PROVIDED DATA:
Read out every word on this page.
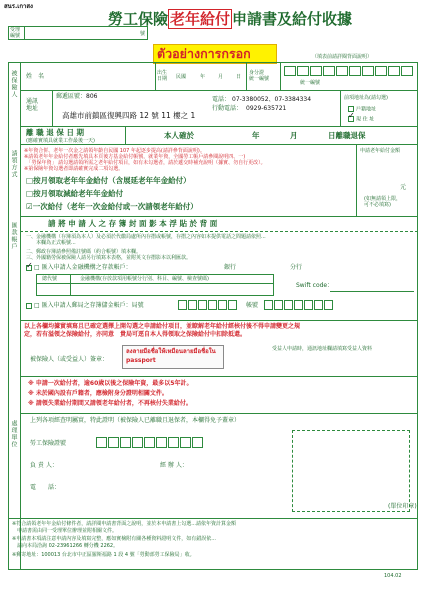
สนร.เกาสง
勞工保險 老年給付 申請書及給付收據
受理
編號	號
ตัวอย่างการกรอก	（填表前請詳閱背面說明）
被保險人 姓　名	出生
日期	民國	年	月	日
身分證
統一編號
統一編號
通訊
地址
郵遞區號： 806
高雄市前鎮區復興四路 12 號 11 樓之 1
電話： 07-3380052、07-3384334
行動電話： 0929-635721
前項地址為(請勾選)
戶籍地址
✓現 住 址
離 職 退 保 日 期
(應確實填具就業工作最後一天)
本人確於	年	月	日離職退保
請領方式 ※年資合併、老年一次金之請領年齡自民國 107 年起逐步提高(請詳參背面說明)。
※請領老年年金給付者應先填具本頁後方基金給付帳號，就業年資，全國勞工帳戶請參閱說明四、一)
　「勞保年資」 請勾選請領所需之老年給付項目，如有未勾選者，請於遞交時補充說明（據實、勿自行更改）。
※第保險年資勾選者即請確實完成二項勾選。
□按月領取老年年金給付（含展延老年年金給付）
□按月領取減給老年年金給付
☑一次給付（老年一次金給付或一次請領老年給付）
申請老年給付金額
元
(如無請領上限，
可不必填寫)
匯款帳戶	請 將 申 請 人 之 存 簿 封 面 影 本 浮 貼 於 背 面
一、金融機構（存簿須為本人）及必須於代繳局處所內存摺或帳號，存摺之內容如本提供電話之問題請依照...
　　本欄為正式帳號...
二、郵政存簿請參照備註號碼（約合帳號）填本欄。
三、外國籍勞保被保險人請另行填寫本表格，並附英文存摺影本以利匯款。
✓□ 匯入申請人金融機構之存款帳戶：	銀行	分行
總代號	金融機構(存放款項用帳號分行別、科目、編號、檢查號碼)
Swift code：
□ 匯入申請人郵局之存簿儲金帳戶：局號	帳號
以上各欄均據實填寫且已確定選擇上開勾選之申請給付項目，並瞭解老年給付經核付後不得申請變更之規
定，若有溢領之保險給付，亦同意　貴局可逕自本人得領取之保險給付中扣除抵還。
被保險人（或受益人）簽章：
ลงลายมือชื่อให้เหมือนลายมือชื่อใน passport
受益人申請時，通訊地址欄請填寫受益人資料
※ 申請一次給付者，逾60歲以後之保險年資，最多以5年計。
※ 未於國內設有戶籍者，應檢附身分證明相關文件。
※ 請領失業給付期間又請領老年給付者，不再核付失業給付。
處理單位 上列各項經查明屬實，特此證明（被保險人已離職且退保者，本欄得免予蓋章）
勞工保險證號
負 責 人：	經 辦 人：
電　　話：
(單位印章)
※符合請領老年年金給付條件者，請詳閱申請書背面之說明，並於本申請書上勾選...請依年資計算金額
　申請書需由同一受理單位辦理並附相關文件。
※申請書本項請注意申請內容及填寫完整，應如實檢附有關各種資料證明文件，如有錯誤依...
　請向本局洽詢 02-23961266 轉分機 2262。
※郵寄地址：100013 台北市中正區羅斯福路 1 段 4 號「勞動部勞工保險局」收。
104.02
---
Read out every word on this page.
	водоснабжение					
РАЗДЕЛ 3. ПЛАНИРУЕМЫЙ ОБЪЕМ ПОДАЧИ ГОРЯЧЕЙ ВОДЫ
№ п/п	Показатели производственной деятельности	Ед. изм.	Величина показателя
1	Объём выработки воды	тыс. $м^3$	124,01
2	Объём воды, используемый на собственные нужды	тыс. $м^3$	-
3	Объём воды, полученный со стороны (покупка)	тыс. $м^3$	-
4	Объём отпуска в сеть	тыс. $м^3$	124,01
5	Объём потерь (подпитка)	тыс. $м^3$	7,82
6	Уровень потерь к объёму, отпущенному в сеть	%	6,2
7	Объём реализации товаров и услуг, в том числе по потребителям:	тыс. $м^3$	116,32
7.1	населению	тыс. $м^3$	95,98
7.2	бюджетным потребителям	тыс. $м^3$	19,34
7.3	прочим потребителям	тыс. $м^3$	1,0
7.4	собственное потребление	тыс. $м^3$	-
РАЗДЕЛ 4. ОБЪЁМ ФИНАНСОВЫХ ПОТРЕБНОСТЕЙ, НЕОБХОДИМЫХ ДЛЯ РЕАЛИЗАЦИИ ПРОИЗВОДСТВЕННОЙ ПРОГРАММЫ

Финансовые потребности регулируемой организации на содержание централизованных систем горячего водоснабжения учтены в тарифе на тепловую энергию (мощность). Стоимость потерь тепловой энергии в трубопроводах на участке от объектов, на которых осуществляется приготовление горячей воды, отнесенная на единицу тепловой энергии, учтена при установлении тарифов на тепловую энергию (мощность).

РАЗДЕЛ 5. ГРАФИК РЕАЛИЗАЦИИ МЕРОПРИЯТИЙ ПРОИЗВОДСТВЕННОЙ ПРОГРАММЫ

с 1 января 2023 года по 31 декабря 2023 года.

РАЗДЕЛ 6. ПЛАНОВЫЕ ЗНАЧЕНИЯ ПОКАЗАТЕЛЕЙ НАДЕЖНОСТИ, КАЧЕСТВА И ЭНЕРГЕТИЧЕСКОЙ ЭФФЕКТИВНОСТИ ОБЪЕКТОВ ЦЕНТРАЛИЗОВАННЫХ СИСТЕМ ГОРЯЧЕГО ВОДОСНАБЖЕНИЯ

DIRECTION: Find the lines above holding the word "сеть" and show them.

RESPONSE:
4	Объём отпуска в сеть	тыс. $м^3$	124,01
6	Уровень потерь к объёму, отпущенному в сеть	%	6,2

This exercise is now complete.